» **EXCERPTED DATA**
= = =
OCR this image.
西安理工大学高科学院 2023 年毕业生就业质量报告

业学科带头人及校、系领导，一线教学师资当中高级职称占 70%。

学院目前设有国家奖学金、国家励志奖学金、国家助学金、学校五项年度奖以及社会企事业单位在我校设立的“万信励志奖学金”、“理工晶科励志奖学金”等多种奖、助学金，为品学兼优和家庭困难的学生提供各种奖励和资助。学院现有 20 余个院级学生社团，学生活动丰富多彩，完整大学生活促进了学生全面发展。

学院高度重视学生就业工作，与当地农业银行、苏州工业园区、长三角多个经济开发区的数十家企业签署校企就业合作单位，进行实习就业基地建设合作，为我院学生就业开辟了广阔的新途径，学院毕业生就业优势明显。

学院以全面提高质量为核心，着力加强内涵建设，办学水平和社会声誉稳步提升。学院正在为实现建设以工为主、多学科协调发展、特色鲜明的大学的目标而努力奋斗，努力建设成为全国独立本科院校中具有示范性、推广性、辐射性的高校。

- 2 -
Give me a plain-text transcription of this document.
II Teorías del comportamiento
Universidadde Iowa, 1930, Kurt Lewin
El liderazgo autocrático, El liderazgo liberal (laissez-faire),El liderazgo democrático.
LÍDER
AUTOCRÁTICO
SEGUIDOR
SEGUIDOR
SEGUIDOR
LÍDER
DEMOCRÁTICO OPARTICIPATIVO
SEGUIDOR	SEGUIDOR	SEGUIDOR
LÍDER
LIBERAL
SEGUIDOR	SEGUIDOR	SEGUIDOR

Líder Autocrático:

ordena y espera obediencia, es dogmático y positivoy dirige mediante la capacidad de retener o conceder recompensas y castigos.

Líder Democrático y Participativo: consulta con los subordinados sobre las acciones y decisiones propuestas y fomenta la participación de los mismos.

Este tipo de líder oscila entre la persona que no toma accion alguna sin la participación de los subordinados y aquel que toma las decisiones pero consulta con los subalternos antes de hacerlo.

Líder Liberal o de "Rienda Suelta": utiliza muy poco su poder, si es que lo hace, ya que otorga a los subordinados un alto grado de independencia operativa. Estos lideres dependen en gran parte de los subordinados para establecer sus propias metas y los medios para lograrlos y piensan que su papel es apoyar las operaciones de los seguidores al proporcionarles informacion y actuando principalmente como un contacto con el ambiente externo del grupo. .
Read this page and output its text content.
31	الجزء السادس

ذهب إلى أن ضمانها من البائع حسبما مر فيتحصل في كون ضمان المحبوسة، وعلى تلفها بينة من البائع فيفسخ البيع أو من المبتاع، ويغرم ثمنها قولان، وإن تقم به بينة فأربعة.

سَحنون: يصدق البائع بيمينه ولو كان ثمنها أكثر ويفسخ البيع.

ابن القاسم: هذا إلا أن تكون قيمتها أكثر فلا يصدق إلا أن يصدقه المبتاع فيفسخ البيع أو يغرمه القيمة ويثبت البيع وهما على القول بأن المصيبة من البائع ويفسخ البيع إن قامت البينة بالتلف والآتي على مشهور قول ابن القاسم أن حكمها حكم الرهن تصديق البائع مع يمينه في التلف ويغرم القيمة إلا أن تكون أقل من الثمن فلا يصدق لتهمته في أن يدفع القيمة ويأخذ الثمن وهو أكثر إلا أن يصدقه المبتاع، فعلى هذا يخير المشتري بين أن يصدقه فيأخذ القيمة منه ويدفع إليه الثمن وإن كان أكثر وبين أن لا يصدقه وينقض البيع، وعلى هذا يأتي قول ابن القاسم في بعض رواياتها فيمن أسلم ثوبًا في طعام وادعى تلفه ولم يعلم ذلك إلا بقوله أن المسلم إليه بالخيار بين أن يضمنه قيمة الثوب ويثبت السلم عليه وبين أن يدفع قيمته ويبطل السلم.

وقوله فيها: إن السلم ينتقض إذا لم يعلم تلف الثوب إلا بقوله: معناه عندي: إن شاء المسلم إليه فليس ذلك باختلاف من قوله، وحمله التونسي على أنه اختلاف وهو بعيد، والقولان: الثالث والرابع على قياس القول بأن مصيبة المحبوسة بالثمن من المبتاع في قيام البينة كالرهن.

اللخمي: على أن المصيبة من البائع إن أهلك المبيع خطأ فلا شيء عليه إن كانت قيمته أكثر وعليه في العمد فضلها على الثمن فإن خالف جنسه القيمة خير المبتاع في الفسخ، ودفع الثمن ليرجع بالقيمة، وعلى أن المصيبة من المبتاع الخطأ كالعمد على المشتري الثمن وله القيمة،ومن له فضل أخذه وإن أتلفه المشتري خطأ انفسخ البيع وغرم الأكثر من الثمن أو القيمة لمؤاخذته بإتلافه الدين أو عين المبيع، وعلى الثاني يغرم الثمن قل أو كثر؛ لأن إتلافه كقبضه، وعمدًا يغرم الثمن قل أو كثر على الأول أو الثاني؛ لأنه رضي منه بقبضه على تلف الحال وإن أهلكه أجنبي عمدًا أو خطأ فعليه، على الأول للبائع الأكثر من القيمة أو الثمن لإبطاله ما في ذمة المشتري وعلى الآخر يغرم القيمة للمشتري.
= = =
» **PROBLEM**
Set down all of the records shown above once more, exactly.

» **RESPONSE BELOW**
OCR this image.
西安理工大学高科学院 2023 年毕业生就业质量报告

业学科带头人及校、系领导，一线教学师资当中高级职称占 70%。

学院目前设有国家奖学金、国家励志奖学金、国家助学金、学校五项年度奖以及社会企事业单位在我校设立的“万信励志奖学金”、“理工晶科励志奖学金”等多种奖、助学金，为品学兼优和家庭困难的学生提供各种奖励和资助。学院现有 20 余个院级学生社团，学生活动丰富多彩，完整大学生活促进了学生全面发展。

学院高度重视学生就业工作，与当地农业银行、苏州工业园区、长三角多个经济开发区的数十家企业签署校企就业合作单位，进行实习就业基地建设合作，为我院学生就业开辟了广阔的新途径，学院毕业生就业优势明显。

学院以全面提高质量为核心，着力加强内涵建设，办学水平和社会声誉稳步提升。学院正在为实现建设以工为主、多学科协调发展、特色鲜明的大学的目标而努力奋斗，努力建设成为全国独立本科院校中具有示范性、推广性、辐射性的高校。

- 2 -
Give me a plain-text transcription of this document.
II Teorías del comportamiento
Universidadde Iowa, 1930, Kurt Lewin
El liderazgo autocrático, El liderazgo liberal (laissez-faire),El liderazgo democrático.
LÍDER
AUTOCRÁTICO
SEGUIDOR
SEGUIDOR
SEGUIDOR
LÍDER
DEMOCRÁTICO OPARTICIPATIVO
SEGUIDOR	SEGUIDOR	SEGUIDOR
LÍDER
LIBERAL
SEGUIDOR	SEGUIDOR	SEGUIDOR

Líder Autocrático:

ordena y espera obediencia, es dogmático y positivoy dirige mediante la capacidad de retener o conceder recompensas y castigos.

Líder Democrático y Participativo: consulta con los subordinados sobre las acciones y decisiones propuestas y fomenta la participación de los mismos.

Este tipo de líder oscila entre la persona que no toma accion alguna sin la participación de los subordinados y aquel que toma las decisiones pero consulta con los subalternos antes de hacerlo.

Líder Liberal o de "Rienda Suelta": utiliza muy poco su poder, si es que lo hace, ya que otorga a los subordinados un alto grado de independencia operativa. Estos lideres dependen en gran parte de los subordinados para establecer sus propias metas y los medios para lograrlos y piensan que su papel es apoyar las operaciones de los seguidores al proporcionarles informacion y actuando principalmente como un contacto con el ambiente externo del grupo. .
Read this page and output its text content.
31	الجزء السادس

ذهب إلى أن ضمانها من البائع حسبما مر فيتحصل في كون ضمان المحبوسة، وعلى تلفها بينة من البائع فيفسخ البيع أو من المبتاع، ويغرم ثمنها قولان، وإن تقم به بينة فأربعة.

سَحنون: يصدق البائع بيمينه ولو كان ثمنها أكثر ويفسخ البيع.

ابن القاسم: هذا إلا أن تكون قيمتها أكثر فلا يصدق إلا أن يصدقه المبتاع فيفسخ البيع أو يغرمه القيمة ويثبت البيع وهما على القول بأن المصيبة من البائع ويفسخ البيع إن قامت البينة بالتلف والآتي على مشهور قول ابن القاسم أن حكمها حكم الرهن تصديق البائع مع يمينه في التلف ويغرم القيمة إلا أن تكون أقل من الثمن فلا يصدق لتهمته في أن يدفع القيمة ويأخذ الثمن وهو أكثر إلا أن يصدقه المبتاع، فعلى هذا يخير المشتري بين أن يصدقه فيأخذ القيمة منه ويدفع إليه الثمن وإن كان أكثر وبين أن لا يصدقه وينقض البيع، وعلى هذا يأتي قول ابن القاسم في بعض رواياتها فيمن أسلم ثوبًا في طعام وادعى تلفه ولم يعلم ذلك إلا بقوله أن المسلم إليه بالخيار بين أن يضمنه قيمة الثوب ويثبت السلم عليه وبين أن يدفع قيمته ويبطل السلم.

وقوله فيها: إن السلم ينتقض إذا لم يعلم تلف الثوب إلا بقوله: معناه عندي: إن شاء المسلم إليه فليس ذلك باختلاف من قوله، وحمله التونسي على أنه اختلاف وهو بعيد، والقولان: الثالث والرابع على قياس القول بأن مصيبة المحبوسة بالثمن من المبتاع في قيام البينة كالرهن.

اللخمي: على أن المصيبة من البائع إن أهلك المبيع خطأ فلا شيء عليه إن كانت قيمته أكثر وعليه في العمد فضلها على الثمن فإن خالف جنسه القيمة خير المبتاع في الفسخ، ودفع الثمن ليرجع بالقيمة، وعلى أن المصيبة من المبتاع الخطأ كالعمد على المشتري الثمن وله القيمة،ومن له فضل أخذه وإن أتلفه المشتري خطأ انفسخ البيع وغرم الأكثر من الثمن أو القيمة لمؤاخذته بإتلافه الدين أو عين المبيع، وعلى الثاني يغرم الثمن قل أو كثر؛ لأن إتلافه كقبضه، وعمدًا يغرم الثمن قل أو كثر على الأول أو الثاني؛ لأنه رضي منه بقبضه على تلف الحال وإن أهلكه أجنبي عمدًا أو خطأ فعليه، على الأول للبائع الأكثر من القيمة أو الثمن لإبطاله ما في ذمة المشتري وعلى الآخر يغرم القيمة للمشتري.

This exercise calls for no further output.